A run of records:
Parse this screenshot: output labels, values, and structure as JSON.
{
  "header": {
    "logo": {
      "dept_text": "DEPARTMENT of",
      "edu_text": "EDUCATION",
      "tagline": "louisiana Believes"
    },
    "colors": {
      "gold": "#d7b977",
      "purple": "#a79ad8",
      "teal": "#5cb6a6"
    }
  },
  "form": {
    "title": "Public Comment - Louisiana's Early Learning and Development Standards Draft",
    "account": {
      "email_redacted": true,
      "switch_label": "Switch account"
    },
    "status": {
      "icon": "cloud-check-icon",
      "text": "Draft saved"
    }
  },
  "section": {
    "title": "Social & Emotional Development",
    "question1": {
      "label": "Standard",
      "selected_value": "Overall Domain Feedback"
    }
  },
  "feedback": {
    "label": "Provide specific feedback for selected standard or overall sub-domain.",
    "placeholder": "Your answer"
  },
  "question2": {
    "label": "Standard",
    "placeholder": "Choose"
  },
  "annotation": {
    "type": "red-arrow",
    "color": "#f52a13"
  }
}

== OBJECTIVE ==
Every line that holds the string "Draft" should be returned.

== FINISHED ANSWER ==
    "title": "Public Comment - Louisiana's Early Learning and Development Standards Draft",
      "text": "Draft saved"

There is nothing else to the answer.